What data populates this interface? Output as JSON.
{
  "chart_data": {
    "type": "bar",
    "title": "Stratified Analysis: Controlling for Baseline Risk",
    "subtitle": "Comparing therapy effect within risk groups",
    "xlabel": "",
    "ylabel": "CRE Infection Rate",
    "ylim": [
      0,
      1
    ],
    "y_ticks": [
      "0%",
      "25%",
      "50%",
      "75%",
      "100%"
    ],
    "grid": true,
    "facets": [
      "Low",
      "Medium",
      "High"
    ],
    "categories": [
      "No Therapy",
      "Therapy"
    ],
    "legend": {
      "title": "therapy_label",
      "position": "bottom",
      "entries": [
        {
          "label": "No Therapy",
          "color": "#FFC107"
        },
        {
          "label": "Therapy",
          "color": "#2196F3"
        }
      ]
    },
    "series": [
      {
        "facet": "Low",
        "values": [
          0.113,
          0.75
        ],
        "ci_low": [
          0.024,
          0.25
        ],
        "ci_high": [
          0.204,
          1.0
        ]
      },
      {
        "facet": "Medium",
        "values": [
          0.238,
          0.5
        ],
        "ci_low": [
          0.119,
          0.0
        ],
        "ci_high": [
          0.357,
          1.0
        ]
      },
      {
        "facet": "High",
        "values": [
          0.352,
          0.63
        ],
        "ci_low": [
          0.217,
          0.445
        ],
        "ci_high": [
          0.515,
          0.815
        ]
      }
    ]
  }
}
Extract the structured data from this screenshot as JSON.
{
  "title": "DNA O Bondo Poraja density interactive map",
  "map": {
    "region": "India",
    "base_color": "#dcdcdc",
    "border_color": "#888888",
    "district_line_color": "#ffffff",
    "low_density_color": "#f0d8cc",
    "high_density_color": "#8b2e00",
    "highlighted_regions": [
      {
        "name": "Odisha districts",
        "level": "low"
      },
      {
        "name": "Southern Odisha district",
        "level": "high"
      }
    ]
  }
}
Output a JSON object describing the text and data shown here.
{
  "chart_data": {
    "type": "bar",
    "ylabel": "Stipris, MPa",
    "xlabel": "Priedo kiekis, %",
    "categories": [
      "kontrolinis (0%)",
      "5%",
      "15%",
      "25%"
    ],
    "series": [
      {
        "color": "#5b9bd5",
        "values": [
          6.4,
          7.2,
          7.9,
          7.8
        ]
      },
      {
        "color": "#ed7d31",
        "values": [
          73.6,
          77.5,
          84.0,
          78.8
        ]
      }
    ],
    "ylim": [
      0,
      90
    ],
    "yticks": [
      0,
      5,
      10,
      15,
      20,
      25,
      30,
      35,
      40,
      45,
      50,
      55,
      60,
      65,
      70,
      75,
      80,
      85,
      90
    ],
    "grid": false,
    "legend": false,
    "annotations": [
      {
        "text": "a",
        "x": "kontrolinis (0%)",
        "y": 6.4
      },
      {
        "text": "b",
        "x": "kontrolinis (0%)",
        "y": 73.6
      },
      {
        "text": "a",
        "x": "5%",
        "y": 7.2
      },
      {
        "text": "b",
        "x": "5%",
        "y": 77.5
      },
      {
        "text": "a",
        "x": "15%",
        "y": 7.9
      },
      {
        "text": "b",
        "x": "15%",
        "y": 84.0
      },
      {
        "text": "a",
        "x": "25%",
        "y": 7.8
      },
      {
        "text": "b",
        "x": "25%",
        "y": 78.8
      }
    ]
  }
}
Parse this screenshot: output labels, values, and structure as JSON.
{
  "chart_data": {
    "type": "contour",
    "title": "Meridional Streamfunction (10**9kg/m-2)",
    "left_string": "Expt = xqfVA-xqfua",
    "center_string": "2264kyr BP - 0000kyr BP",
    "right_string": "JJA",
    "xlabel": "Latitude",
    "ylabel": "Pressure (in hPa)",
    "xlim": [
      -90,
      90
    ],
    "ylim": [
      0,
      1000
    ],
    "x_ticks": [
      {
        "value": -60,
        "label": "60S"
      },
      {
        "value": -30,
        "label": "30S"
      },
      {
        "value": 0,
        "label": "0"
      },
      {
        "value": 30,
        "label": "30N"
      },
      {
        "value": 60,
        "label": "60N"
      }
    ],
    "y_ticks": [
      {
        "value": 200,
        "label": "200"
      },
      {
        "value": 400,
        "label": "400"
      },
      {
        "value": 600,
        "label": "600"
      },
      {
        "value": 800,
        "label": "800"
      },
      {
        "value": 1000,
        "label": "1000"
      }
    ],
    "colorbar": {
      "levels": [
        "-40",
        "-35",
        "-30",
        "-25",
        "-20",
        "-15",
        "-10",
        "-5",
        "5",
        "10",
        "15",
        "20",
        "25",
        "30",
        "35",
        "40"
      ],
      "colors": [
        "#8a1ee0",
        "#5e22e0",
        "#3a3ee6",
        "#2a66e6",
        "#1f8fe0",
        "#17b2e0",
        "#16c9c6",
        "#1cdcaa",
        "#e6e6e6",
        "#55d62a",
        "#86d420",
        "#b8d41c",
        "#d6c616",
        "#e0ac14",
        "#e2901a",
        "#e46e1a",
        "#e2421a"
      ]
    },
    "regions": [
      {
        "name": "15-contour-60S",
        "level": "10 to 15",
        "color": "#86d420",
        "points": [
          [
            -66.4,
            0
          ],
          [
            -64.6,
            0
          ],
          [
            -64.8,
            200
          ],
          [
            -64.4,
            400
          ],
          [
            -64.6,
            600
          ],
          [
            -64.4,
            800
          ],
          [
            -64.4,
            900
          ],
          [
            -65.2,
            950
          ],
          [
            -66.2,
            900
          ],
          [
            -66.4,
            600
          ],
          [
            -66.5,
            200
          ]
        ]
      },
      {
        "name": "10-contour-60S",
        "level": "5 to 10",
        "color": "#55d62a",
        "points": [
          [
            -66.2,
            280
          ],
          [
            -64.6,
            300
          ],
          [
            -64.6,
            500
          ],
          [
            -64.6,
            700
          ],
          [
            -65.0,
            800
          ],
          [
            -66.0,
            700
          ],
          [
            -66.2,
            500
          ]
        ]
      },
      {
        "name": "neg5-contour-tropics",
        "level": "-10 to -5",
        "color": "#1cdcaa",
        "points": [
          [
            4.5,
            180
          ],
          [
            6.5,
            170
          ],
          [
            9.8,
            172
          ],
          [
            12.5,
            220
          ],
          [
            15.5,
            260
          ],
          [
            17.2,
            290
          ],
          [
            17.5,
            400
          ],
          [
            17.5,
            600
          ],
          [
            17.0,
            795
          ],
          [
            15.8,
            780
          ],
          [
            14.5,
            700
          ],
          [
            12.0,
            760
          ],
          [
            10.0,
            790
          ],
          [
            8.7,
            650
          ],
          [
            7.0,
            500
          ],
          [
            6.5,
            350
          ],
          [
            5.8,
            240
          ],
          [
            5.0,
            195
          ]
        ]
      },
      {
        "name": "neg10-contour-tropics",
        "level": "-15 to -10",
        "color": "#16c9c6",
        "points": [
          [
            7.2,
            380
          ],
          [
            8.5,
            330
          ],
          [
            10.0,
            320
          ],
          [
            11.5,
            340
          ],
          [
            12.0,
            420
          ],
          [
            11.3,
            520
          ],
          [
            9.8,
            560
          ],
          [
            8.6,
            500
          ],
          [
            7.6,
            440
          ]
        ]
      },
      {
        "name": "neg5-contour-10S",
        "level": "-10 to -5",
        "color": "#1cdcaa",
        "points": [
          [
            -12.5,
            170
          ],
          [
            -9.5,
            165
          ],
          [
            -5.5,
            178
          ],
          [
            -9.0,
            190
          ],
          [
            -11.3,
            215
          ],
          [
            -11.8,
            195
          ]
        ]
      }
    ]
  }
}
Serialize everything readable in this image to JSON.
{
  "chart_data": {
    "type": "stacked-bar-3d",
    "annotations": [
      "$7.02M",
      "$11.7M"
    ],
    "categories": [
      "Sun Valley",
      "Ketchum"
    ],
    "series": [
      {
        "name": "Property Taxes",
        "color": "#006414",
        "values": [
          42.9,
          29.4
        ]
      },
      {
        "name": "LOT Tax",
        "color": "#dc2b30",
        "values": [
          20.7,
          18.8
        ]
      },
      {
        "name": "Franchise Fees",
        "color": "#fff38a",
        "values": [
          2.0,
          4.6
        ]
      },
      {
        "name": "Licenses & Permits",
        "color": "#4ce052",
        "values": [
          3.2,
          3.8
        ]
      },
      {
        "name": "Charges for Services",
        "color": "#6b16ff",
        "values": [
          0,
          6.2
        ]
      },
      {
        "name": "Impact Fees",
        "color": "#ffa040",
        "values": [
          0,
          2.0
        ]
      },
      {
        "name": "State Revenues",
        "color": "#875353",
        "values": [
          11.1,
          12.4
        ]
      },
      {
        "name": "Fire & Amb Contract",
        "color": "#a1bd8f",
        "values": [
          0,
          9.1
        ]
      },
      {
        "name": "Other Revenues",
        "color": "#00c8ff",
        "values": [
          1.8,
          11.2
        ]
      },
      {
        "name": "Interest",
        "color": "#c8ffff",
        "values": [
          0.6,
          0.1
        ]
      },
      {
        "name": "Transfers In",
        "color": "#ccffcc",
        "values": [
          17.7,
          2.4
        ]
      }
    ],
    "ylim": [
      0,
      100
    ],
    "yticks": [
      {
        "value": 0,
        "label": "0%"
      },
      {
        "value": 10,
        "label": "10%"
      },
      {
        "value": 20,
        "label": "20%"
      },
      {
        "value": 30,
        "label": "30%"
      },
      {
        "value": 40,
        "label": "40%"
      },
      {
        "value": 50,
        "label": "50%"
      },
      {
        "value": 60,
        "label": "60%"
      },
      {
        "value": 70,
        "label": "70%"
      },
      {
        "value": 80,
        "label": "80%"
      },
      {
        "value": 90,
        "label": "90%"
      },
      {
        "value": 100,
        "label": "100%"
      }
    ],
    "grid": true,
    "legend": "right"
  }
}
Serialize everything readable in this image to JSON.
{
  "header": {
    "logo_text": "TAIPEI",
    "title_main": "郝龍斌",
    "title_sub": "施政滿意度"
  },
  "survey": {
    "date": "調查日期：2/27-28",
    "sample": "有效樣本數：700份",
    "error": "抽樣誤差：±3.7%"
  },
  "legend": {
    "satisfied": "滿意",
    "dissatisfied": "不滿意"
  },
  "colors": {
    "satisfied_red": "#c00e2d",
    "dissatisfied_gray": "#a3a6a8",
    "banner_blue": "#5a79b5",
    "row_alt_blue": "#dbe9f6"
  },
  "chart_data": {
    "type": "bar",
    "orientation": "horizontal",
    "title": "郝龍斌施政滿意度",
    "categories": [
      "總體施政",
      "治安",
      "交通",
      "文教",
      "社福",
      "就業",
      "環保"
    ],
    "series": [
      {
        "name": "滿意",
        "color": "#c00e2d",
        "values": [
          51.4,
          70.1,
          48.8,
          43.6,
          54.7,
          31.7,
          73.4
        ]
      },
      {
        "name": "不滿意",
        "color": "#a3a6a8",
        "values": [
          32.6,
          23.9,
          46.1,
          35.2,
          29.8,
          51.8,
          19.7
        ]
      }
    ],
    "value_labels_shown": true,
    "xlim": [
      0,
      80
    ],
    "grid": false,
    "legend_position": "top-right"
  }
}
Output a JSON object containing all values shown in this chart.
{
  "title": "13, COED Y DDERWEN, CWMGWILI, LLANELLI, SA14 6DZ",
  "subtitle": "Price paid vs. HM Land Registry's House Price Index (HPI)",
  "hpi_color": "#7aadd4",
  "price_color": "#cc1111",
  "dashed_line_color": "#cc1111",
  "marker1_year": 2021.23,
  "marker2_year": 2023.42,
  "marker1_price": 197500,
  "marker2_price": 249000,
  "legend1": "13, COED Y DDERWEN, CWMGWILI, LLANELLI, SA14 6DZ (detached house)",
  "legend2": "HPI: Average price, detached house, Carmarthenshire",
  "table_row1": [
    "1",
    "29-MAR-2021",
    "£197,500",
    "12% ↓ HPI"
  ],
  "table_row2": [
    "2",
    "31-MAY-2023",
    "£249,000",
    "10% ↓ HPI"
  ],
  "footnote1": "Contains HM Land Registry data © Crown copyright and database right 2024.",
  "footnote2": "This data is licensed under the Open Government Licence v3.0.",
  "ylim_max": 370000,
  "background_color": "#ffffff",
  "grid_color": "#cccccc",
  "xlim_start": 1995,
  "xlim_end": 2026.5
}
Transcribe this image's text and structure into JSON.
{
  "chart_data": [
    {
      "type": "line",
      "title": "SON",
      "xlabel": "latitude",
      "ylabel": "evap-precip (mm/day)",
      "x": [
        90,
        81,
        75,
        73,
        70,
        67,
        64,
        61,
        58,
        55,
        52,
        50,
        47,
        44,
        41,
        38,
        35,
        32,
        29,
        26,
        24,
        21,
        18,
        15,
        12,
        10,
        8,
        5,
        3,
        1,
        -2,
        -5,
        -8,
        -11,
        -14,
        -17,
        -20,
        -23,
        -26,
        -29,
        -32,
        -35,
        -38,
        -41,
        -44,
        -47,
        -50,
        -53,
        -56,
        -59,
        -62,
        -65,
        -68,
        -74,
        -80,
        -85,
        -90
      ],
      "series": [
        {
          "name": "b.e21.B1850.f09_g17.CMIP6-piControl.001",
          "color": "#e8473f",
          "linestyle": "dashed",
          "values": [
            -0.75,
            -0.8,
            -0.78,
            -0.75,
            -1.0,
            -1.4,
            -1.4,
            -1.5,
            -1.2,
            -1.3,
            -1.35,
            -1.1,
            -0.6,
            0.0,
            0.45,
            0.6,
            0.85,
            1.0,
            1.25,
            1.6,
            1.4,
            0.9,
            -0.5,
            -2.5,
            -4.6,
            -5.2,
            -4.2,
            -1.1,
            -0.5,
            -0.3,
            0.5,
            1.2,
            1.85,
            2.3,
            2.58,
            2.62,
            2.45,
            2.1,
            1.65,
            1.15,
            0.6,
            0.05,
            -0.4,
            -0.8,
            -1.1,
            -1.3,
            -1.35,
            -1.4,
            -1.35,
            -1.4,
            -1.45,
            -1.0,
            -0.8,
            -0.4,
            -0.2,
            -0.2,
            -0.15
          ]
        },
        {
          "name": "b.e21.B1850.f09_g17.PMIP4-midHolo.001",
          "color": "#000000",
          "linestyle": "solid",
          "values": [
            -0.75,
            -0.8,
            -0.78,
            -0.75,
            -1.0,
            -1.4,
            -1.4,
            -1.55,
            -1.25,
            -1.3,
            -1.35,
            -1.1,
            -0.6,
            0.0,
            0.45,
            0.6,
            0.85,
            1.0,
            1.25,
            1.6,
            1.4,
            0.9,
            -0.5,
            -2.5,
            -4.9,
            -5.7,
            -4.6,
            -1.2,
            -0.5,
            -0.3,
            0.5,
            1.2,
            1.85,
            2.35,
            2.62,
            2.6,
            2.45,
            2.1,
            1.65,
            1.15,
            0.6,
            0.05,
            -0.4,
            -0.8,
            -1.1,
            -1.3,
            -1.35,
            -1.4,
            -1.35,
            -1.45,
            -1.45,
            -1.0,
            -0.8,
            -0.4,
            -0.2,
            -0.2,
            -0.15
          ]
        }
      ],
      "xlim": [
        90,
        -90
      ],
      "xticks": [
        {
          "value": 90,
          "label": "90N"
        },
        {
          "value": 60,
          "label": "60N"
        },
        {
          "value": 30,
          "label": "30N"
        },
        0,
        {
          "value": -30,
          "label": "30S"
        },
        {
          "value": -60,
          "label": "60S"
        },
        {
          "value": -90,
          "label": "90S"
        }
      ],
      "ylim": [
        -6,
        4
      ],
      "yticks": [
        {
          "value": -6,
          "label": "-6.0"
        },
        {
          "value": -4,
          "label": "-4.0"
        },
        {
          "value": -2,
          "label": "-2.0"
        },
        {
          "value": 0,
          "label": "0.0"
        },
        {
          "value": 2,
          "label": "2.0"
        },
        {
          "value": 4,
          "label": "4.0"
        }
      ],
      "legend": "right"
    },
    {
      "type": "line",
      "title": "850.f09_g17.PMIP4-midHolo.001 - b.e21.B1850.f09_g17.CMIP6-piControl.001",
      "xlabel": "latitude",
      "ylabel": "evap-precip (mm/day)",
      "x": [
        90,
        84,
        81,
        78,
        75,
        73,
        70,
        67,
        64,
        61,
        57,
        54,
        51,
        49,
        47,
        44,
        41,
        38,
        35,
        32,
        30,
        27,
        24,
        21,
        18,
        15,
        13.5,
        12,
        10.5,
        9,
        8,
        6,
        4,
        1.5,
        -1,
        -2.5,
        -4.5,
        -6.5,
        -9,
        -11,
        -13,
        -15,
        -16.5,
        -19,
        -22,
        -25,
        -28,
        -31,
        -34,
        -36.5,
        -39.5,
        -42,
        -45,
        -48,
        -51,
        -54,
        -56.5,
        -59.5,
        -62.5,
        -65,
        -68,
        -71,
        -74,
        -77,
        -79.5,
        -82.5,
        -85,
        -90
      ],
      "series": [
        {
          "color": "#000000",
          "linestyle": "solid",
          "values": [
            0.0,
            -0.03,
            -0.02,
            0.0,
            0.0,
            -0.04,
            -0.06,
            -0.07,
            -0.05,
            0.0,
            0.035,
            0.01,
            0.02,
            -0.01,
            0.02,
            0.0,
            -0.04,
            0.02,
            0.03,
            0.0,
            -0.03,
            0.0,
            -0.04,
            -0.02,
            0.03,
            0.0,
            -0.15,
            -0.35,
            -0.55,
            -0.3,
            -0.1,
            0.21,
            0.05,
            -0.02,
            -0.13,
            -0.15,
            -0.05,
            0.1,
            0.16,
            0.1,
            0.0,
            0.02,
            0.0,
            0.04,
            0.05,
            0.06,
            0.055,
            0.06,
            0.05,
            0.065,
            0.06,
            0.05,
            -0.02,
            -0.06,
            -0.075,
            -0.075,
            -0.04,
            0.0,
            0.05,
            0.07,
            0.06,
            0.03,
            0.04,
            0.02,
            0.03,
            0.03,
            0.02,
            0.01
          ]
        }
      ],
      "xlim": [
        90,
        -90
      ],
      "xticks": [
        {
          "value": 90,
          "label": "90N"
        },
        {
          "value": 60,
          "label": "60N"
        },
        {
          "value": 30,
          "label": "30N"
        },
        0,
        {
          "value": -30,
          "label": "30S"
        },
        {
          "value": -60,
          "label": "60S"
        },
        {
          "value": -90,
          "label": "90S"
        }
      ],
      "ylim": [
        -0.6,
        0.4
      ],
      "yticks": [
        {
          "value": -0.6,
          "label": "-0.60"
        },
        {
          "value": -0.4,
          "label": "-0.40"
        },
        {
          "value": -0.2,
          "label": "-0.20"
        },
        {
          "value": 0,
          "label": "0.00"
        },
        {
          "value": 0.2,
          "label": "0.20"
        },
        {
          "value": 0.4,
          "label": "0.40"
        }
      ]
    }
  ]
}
▬▬▬
§ **Task details**
Determine the number of lines in the data that contain "piControl" as a word or string, and state only that number.

§ **Full response**
2